== Record list

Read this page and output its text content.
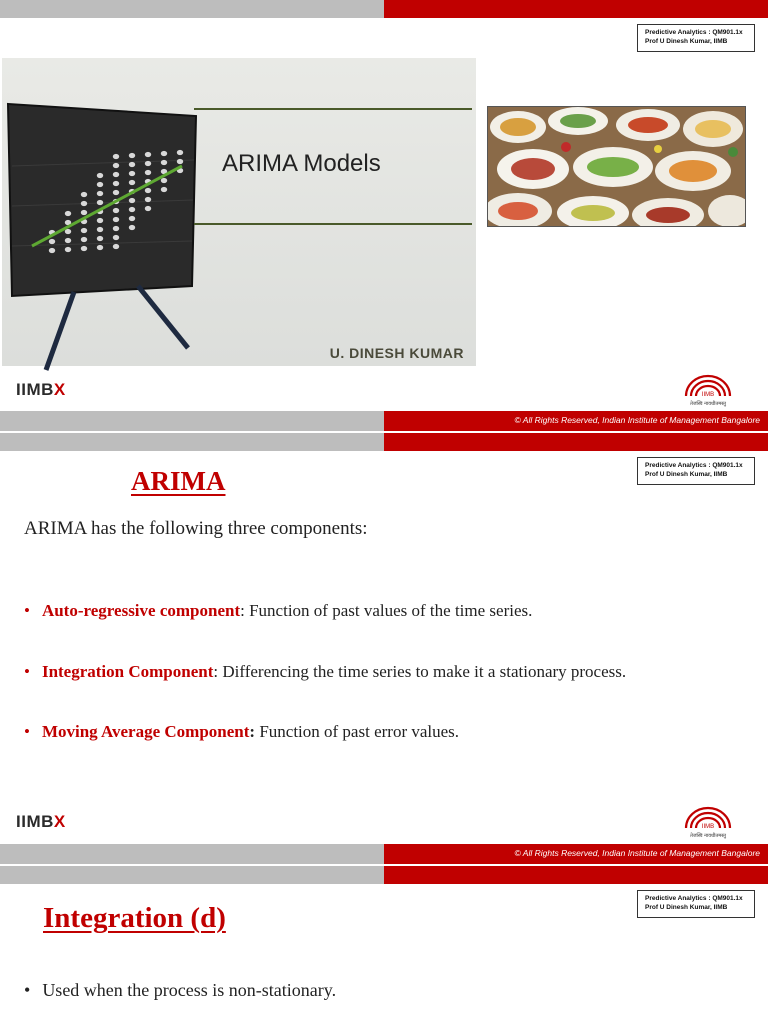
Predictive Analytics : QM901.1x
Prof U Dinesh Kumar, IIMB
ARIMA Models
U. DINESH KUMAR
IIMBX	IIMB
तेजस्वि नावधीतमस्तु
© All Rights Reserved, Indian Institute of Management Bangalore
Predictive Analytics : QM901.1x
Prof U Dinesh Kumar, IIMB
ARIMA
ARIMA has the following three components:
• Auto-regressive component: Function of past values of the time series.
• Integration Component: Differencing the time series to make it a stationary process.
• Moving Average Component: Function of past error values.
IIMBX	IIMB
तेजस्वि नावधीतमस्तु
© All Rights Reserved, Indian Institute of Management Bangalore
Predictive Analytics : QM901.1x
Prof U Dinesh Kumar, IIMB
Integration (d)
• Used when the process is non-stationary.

====

Work out how many lines in the records above contain the word "Integration", and give only that number.

2